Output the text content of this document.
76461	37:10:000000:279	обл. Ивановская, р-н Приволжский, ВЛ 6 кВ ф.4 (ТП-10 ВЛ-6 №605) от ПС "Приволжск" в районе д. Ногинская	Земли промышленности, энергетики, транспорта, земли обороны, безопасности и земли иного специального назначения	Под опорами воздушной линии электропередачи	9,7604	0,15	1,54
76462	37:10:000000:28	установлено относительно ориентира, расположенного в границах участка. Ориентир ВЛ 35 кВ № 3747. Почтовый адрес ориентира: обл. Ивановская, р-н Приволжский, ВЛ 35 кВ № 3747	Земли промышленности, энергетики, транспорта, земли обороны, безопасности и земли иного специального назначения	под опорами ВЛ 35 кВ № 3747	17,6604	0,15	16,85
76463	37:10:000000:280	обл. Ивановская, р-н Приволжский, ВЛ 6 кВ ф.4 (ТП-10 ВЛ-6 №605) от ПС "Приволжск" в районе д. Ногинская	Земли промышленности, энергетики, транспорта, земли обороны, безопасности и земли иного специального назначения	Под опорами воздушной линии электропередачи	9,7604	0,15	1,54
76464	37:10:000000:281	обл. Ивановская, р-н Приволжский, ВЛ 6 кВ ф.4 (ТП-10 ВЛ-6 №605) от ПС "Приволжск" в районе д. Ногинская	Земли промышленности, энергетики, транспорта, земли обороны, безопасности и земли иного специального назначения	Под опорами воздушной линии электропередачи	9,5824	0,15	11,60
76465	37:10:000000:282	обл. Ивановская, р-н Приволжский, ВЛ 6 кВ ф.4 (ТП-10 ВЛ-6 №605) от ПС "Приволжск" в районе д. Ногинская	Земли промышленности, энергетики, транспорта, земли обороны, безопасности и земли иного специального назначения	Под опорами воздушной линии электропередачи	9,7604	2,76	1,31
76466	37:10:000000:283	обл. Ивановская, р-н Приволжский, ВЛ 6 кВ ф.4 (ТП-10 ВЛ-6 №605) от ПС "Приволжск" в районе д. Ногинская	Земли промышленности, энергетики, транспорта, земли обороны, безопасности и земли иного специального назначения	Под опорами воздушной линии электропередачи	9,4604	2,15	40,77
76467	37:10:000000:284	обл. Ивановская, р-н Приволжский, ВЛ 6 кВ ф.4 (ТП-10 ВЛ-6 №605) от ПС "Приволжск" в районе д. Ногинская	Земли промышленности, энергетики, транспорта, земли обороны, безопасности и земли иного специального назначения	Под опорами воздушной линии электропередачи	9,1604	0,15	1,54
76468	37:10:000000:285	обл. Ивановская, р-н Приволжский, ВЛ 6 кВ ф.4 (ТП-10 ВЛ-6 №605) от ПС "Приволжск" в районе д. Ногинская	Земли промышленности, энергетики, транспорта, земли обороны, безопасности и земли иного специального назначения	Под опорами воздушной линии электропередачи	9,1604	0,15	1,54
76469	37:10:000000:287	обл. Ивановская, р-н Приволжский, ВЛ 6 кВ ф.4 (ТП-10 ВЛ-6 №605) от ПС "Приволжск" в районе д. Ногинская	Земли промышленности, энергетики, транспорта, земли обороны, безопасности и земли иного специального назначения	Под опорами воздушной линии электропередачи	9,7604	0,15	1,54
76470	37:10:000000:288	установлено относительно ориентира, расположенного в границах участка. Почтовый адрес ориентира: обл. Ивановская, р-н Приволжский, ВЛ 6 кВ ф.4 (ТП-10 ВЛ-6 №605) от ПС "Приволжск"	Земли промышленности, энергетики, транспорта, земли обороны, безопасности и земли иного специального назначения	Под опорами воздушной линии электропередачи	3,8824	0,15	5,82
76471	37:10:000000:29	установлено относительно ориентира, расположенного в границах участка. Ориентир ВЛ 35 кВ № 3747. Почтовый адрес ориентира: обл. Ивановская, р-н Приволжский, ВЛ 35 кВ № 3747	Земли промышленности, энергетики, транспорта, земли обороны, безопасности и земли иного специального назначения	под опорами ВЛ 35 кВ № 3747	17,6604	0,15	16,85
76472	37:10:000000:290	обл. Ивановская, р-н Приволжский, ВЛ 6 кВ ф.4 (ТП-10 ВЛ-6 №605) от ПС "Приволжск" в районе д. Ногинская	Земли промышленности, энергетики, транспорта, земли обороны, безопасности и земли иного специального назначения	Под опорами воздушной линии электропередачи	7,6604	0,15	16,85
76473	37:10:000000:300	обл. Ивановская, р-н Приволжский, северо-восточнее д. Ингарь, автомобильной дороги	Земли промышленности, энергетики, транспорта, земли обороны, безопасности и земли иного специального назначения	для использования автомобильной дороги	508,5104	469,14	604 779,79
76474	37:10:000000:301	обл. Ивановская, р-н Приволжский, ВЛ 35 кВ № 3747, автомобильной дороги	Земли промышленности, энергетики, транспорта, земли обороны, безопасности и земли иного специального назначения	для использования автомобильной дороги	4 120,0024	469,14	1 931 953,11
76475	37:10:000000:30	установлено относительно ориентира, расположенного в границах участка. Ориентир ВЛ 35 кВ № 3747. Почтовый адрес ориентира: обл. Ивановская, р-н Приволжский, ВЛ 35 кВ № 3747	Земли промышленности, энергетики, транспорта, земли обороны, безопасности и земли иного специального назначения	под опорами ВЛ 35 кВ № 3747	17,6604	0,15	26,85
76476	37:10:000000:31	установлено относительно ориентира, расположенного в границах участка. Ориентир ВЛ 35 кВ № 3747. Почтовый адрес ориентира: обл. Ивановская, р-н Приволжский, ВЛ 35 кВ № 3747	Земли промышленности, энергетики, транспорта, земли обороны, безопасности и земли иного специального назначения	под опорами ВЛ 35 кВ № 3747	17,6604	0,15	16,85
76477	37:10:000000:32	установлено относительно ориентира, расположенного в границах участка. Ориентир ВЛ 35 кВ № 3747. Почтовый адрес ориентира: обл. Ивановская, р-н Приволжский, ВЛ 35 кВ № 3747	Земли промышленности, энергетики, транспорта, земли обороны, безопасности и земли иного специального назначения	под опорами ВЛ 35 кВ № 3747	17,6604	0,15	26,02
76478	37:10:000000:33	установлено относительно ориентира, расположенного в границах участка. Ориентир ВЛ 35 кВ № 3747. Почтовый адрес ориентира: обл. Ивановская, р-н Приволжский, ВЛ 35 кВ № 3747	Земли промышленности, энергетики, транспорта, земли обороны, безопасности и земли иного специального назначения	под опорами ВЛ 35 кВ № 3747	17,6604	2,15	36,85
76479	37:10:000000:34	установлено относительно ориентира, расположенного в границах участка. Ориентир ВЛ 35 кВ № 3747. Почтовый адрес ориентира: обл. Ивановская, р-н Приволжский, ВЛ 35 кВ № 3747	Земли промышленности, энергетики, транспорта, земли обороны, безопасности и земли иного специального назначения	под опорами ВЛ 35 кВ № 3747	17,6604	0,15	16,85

- - - - - - -

Write out every record, exactly as written.

Output the text content of this document.
76461	37:10:000000:279	обл. Ивановская, р-н Приволжский, ВЛ 6 кВ ф.4 (ТП-10 ВЛ-6 №605) от ПС "Приволжск" в районе д. Ногинская	Земли промышленности, энергетики, транспорта, земли обороны, безопасности и земли иного специального назначения	Под опорами воздушной линии электропередачи	9,7604	0,15	1,54
76462	37:10:000000:28	установлено относительно ориентира, расположенного в границах участка. Ориентир ВЛ 35 кВ № 3747. Почтовый адрес ориентира: обл. Ивановская, р-н Приволжский, ВЛ 35 кВ № 3747	Земли промышленности, энергетики, транспорта, земли обороны, безопасности и земли иного специального назначения	под опорами ВЛ 35 кВ № 3747	17,6604	0,15	16,85
76463	37:10:000000:280	обл. Ивановская, р-н Приволжский, ВЛ 6 кВ ф.4 (ТП-10 ВЛ-6 №605) от ПС "Приволжск" в районе д. Ногинская	Земли промышленности, энергетики, транспорта, земли обороны, безопасности и земли иного специального назначения	Под опорами воздушной линии электропередачи	9,7604	0,15	1,54
76464	37:10:000000:281	обл. Ивановская, р-н Приволжский, ВЛ 6 кВ ф.4 (ТП-10 ВЛ-6 №605) от ПС "Приволжск" в районе д. Ногинская	Земли промышленности, энергетики, транспорта, земли обороны, безопасности и земли иного специального назначения	Под опорами воздушной линии электропередачи	9,5824	0,15	11,60
76465	37:10:000000:282	обл. Ивановская, р-н Приволжский, ВЛ 6 кВ ф.4 (ТП-10 ВЛ-6 №605) от ПС "Приволжск" в районе д. Ногинская	Земли промышленности, энергетики, транспорта, земли обороны, безопасности и земли иного специального назначения	Под опорами воздушной линии электропередачи	9,7604	2,76	1,31
76466	37:10:000000:283	обл. Ивановская, р-н Приволжский, ВЛ 6 кВ ф.4 (ТП-10 ВЛ-6 №605) от ПС "Приволжск" в районе д. Ногинская	Земли промышленности, энергетики, транспорта, земли обороны, безопасности и земли иного специального назначения	Под опорами воздушной линии электропередачи	9,4604	2,15	40,77
76467	37:10:000000:284	обл. Ивановская, р-н Приволжский, ВЛ 6 кВ ф.4 (ТП-10 ВЛ-6 №605) от ПС "Приволжск" в районе д. Ногинская	Земли промышленности, энергетики, транспорта, земли обороны, безопасности и земли иного специального назначения	Под опорами воздушной линии электропередачи	9,1604	0,15	1,54
76468	37:10:000000:285	обл. Ивановская, р-н Приволжский, ВЛ 6 кВ ф.4 (ТП-10 ВЛ-6 №605) от ПС "Приволжск" в районе д. Ногинская	Земли промышленности, энергетики, транспорта, земли обороны, безопасности и земли иного специального назначения	Под опорами воздушной линии электропередачи	9,1604	0,15	1,54
76469	37:10:000000:287	обл. Ивановская, р-н Приволжский, ВЛ 6 кВ ф.4 (ТП-10 ВЛ-6 №605) от ПС "Приволжск" в районе д. Ногинская	Земли промышленности, энергетики, транспорта, земли обороны, безопасности и земли иного специального назначения	Под опорами воздушной линии электропередачи	9,7604	0,15	1,54
76470	37:10:000000:288	установлено относительно ориентира, расположенного в границах участка. Почтовый адрес ориентира: обл. Ивановская, р-н Приволжский, ВЛ 6 кВ ф.4 (ТП-10 ВЛ-6 №605) от ПС "Приволжск"	Земли промышленности, энергетики, транспорта, земли обороны, безопасности и земли иного специального назначения	Под опорами воздушной линии электропередачи	3,8824	0,15	5,82
76471	37:10:000000:29	установлено относительно ориентира, расположенного в границах участка. Ориентир ВЛ 35 кВ № 3747. Почтовый адрес ориентира: обл. Ивановская, р-н Приволжский, ВЛ 35 кВ № 3747	Земли промышленности, энергетики, транспорта, земли обороны, безопасности и земли иного специального назначения	под опорами ВЛ 35 кВ № 3747	17,6604	0,15	16,85
76472	37:10:000000:290	обл. Ивановская, р-н Приволжский, ВЛ 6 кВ ф.4 (ТП-10 ВЛ-6 №605) от ПС "Приволжск" в районе д. Ногинская	Земли промышленности, энергетики, транспорта, земли обороны, безопасности и земли иного специального назначения	Под опорами воздушной линии электропередачи	7,6604	0,15	16,85
76473	37:10:000000:300	обл. Ивановская, р-н Приволжский, северо-восточнее д. Ингарь, автомобильной дороги	Земли промышленности, энергетики, транспорта, земли обороны, безопасности и земли иного специального назначения	для использования автомобильной дороги	508,5104	469,14	604 779,79
76474	37:10:000000:301	обл. Ивановская, р-н Приволжский, ВЛ 35 кВ № 3747, автомобильной дороги	Земли промышленности, энергетики, транспорта, земли обороны, безопасности и земли иного специального назначения	для использования автомобильной дороги	4 120,0024	469,14	1 931 953,11
76475	37:10:000000:30	установлено относительно ориентира, расположенного в границах участка. Ориентир ВЛ 35 кВ № 3747. Почтовый адрес ориентира: обл. Ивановская, р-н Приволжский, ВЛ 35 кВ № 3747	Земли промышленности, энергетики, транспорта, земли обороны, безопасности и земли иного специального назначения	под опорами ВЛ 35 кВ № 3747	17,6604	0,15	26,85
76476	37:10:000000:31	установлено относительно ориентира, расположенного в границах участка. Ориентир ВЛ 35 кВ № 3747. Почтовый адрес ориентира: обл. Ивановская, р-н Приволжский, ВЛ 35 кВ № 3747	Земли промышленности, энергетики, транспорта, земли обороны, безопасности и земли иного специального назначения	под опорами ВЛ 35 кВ № 3747	17,6604	0,15	16,85
76477	37:10:000000:32	установлено относительно ориентира, расположенного в границах участка. Ориентир ВЛ 35 кВ № 3747. Почтовый адрес ориентира: обл. Ивановская, р-н Приволжский, ВЛ 35 кВ № 3747	Земли промышленности, энергетики, транспорта, земли обороны, безопасности и земли иного специального назначения	под опорами ВЛ 35 кВ № 3747	17,6604	0,15	26,02
76478	37:10:000000:33	установлено относительно ориентира, расположенного в границах участка. Ориентир ВЛ 35 кВ № 3747. Почтовый адрес ориентира: обл. Ивановская, р-н Приволжский, ВЛ 35 кВ № 3747	Земли промышленности, энергетики, транспорта, земли обороны, безопасности и земли иного специального назначения	под опорами ВЛ 35 кВ № 3747	17,6604	2,15	36,85
76479	37:10:000000:34	установлено относительно ориентира, расположенного в границах участка. Ориентир ВЛ 35 кВ № 3747. Почтовый адрес ориентира: обл. Ивановская, р-н Приволжский, ВЛ 35 кВ № 3747	Земли промышленности, энергетики, транспорта, земли обороны, безопасности и земли иного специального назначения	под опорами ВЛ 35 кВ № 3747	17,6604	0,15	16,85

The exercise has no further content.